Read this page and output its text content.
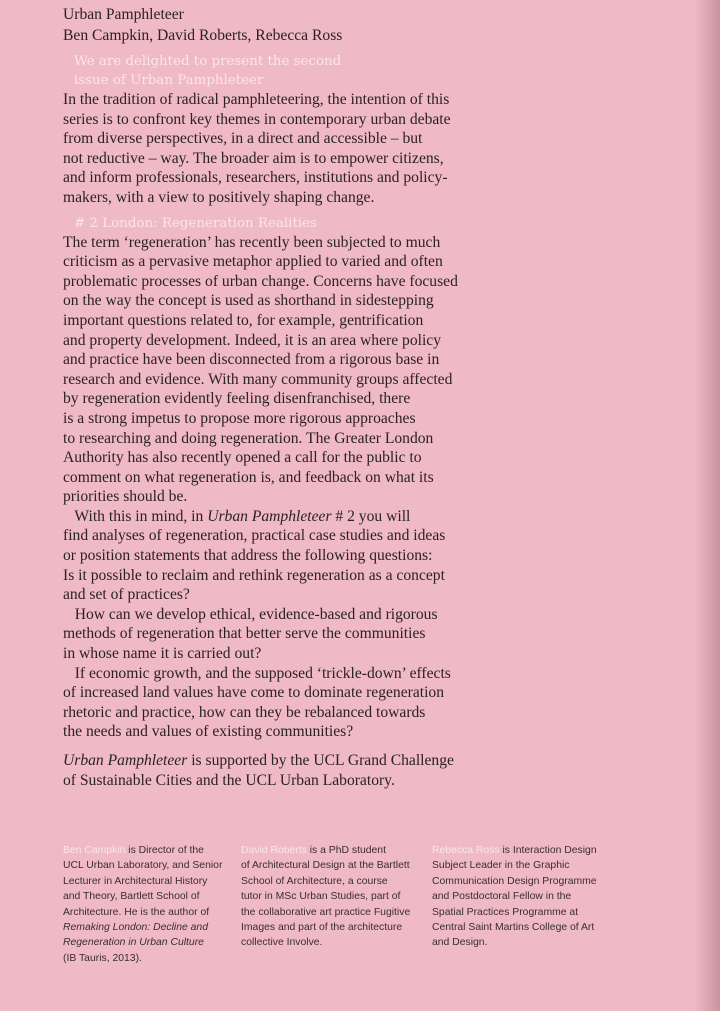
Urban Pamphleteer
Ben Campkin, David Roberts, Rebecca Ross
We are delighted to present the second
issue of Urban Pamphleteer
In the tradition of radical pamphleteering, the intention of this
series is to confront key themes in contemporary urban debate
from diverse perspectives, in a direct and accessible – but
not reductive – way. The broader aim is to empower citizens,
and inform professionals, researchers, institutions and policy-
makers, with a view to positively shaping change.
# 2 London: Regeneration Realities
The term ‘regeneration’ has recently been subjected to much
criticism as a pervasive metaphor applied to varied and often
problematic processes of urban change. Concerns have focused
on the way the concept is used as shorthand in sidestepping
important questions related to, for example, gentrification
and property development. Indeed, it is an area where policy
and practice have been disconnected from a rigorous base in
research and evidence. With many community groups affected
by regeneration evidently feeling disenfranchised, there
is a strong impetus to propose more rigorous approaches
to researching and doing regeneration. The Greater London
Authority has also recently opened a call for the public to
comment on what regeneration is, and feedback on what its
priorities should be.
With this in mind, in Urban Pamphleteer # 2 you will
find analyses of regeneration, practical case studies and ideas
or position statements that address the following questions:
Is it possible to reclaim and rethink regeneration as a concept
and set of practices?
How can we develop ethical, evidence-based and rigorous
methods of regeneration that better serve the communities
in whose name it is carried out?
If economic growth, and the supposed ‘trickle-down’ effects
of increased land values have come to dominate regeneration
rhetoric and practice, how can they be rebalanced towards
the needs and values of existing communities?
Urban Pamphleteer is supported by the UCL Grand Challenge
of Sustainable Cities and the UCL Urban Laboratory.
Ben Campkin is Director of the
UCL Urban Laboratory, and Senior
Lecturer in Architectural History
and Theory, Bartlett School of
Architecture. He is the author of
Remaking London: Decline and
Regeneration in Urban Culture
(IB Tauris, 2013).
David Roberts is a PhD student
of Architectural Design at the Bartlett
School of Architecture, a course
tutor in MSc Urban Studies, part of
the collaborative art practice Fugitive
Images and part of the architecture
collective Involve.
Rebecca Ross is Interaction Design
Subject Leader in the Graphic
Communication Design Programme
and Postdoctoral Fellow in the
Spatial Practices Programme at
Central Saint Martins College of Art
and Design.
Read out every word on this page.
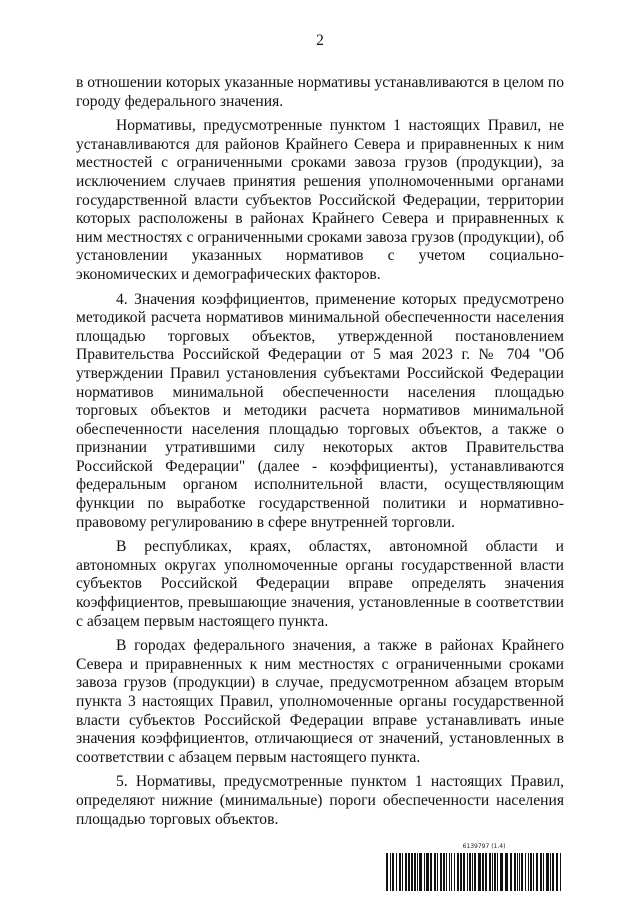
2

в отношении которых указанные нормативы устанавливаются в целом по городу федерального значения.

Нормативы, предусмотренные пунктом 1 настоящих Правил, не устанавливаются для районов Крайнего Севера и приравненных к ним местностей с ограниченными сроками завоза грузов (продукции), за исключением случаев принятия решения уполномоченными органами государственной власти субъектов Российской Федерации, территории которых расположены в районах Крайнего Севера и приравненных к ним местностях с ограниченными сроками завоза грузов (продукции), об установлении указанных нормативов с учетом социально-экономических и демографических факторов.

4. Значения коэффициентов, применение которых предусмотрено методикой расчета нормативов минимальной обеспеченности населения площадью торговых объектов, утвержденной постановлением Правительства Российской Федерации от 5 мая 2023 г. № 704 "Об утверждении Правил установления субъектами Российской Федерации нормативов минимальной обеспеченности населения площадью торговых объектов и методики расчета нормативов минимальной обеспеченности населения площадью торговых объектов, а также о признании утратившими силу некоторых актов Правительства Российской Федерации" (далее - коэффициенты), устанавливаются федеральным органом исполнительной власти, осуществляющим функции по выработке государственной политики и нормативно-правовому регулированию в сфере внутренней торговли.

В республиках, краях, областях, автономной области и автономных округах уполномоченные органы государственной власти субъектов Российской Федерации вправе определять значения коэффициентов, превышающие значения, установленные в соответствии с абзацем первым настоящего пункта.

В городах федерального значения, а также в районах Крайнего Севера и приравненных к ним местностях с ограниченными сроками завоза грузов (продукции) в случае, предусмотренном абзацем вторым пункта 3 настоящих Правил, уполномоченные органы государственной власти субъектов Российской Федерации вправе устанавливать иные значения коэффициентов, отличающиеся от значений, установленных в соответствии с абзацем первым настоящего пункта.

5. Нормативы, предусмотренные пунктом 1 настоящих Правил, определяют нижние (минимальные) пороги обеспеченности населения площадью торговых объектов.

6139797 (1.4)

***

Brief — Restate the data above word for word. Skip every picture.

The response —
Read this page and output its text content.
Urban Pamphleteer
Ben Campkin, David Roberts, Rebecca Ross
We are delighted to present the second
issue of Urban Pamphleteer
In the tradition of radical pamphleteering, the intention of this
series is to confront key themes in contemporary urban debate
from diverse perspectives, in a direct and accessible – but
not reductive – way. The broader aim is to empower citizens,
and inform professionals, researchers, institutions and policy-
makers, with a view to positively shaping change.
# 2 London: Regeneration Realities
The term ‘regeneration’ has recently been subjected to much
criticism as a pervasive metaphor applied to varied and often
problematic processes of urban change. Concerns have focused
on the way the concept is used as shorthand in sidestepping
important questions related to, for example, gentrification
and property development. Indeed, it is an area where policy
and practice have been disconnected from a rigorous base in
research and evidence. With many community groups affected
by regeneration evidently feeling disenfranchised, there
is a strong impetus to propose more rigorous approaches
to researching and doing regeneration. The Greater London
Authority has also recently opened a call for the public to
comment on what regeneration is, and feedback on what its
priorities should be.
With this in mind, in Urban Pamphleteer # 2 you will
find analyses of regeneration, practical case studies and ideas
or position statements that address the following questions:
Is it possible to reclaim and rethink regeneration as a concept
and set of practices?
How can we develop ethical, evidence-based and rigorous
methods of regeneration that better serve the communities
in whose name it is carried out?
If economic growth, and the supposed ‘trickle-down’ effects
of increased land values have come to dominate regeneration
rhetoric and practice, how can they be rebalanced towards
the needs and values of existing communities?
Urban Pamphleteer is supported by the UCL Grand Challenge
of Sustainable Cities and the UCL Urban Laboratory.
Ben Campkin is Director of the
UCL Urban Laboratory, and Senior
Lecturer in Architectural History
and Theory, Bartlett School of
Architecture. He is the author of
Remaking London: Decline and
Regeneration in Urban Culture
(IB Tauris, 2013).
David Roberts is a PhD student
of Architectural Design at the Bartlett
School of Architecture, a course
tutor in MSc Urban Studies, part of
the collaborative art practice Fugitive
Images and part of the architecture
collective Involve.
Rebecca Ross is Interaction Design
Subject Leader in the Graphic
Communication Design Programme
and Postdoctoral Fellow in the
Spatial Practices Programme at
Central Saint Martins College of Art
and Design.
Read out every word on this page.
2

в отношении которых указанные нормативы устанавливаются в целом по городу федерального значения.

Нормативы, предусмотренные пунктом 1 настоящих Правил, не устанавливаются для районов Крайнего Севера и приравненных к ним местностей с ограниченными сроками завоза грузов (продукции), за исключением случаев принятия решения уполномоченными органами государственной власти субъектов Российской Федерации, территории которых расположены в районах Крайнего Севера и приравненных к ним местностях с ограниченными сроками завоза грузов (продукции), об установлении указанных нормативов с учетом социально-экономических и демографических факторов.

4. Значения коэффициентов, применение которых предусмотрено методикой расчета нормативов минимальной обеспеченности населения площадью торговых объектов, утвержденной постановлением Правительства Российской Федерации от 5 мая 2023 г. № 704 "Об утверждении Правил установления субъектами Российской Федерации нормативов минимальной обеспеченности населения площадью торговых объектов и методики расчета нормативов минимальной обеспеченности населения площадью торговых объектов, а также о признании утратившими силу некоторых актов Правительства Российской Федерации" (далее - коэффициенты), устанавливаются федеральным органом исполнительной власти, осуществляющим функции по выработке государственной политики и нормативно-правовому регулированию в сфере внутренней торговли.

В республиках, краях, областях, автономной области и автономных округах уполномоченные органы государственной власти субъектов Российской Федерации вправе определять значения коэффициентов, превышающие значения, установленные в соответствии с абзацем первым настоящего пункта.

В городах федерального значения, а также в районах Крайнего Севера и приравненных к ним местностях с ограниченными сроками завоза грузов (продукции) в случае, предусмотренном абзацем вторым пункта 3 настоящих Правил, уполномоченные органы государственной власти субъектов Российской Федерации вправе устанавливать иные значения коэффициентов, отличающиеся от значений, установленных в соответствии с абзацем первым настоящего пункта.

5. Нормативы, предусмотренные пунктом 1 настоящих Правил, определяют нижние (минимальные) пороги обеспеченности населения площадью торговых объектов.

6139797 (1.4)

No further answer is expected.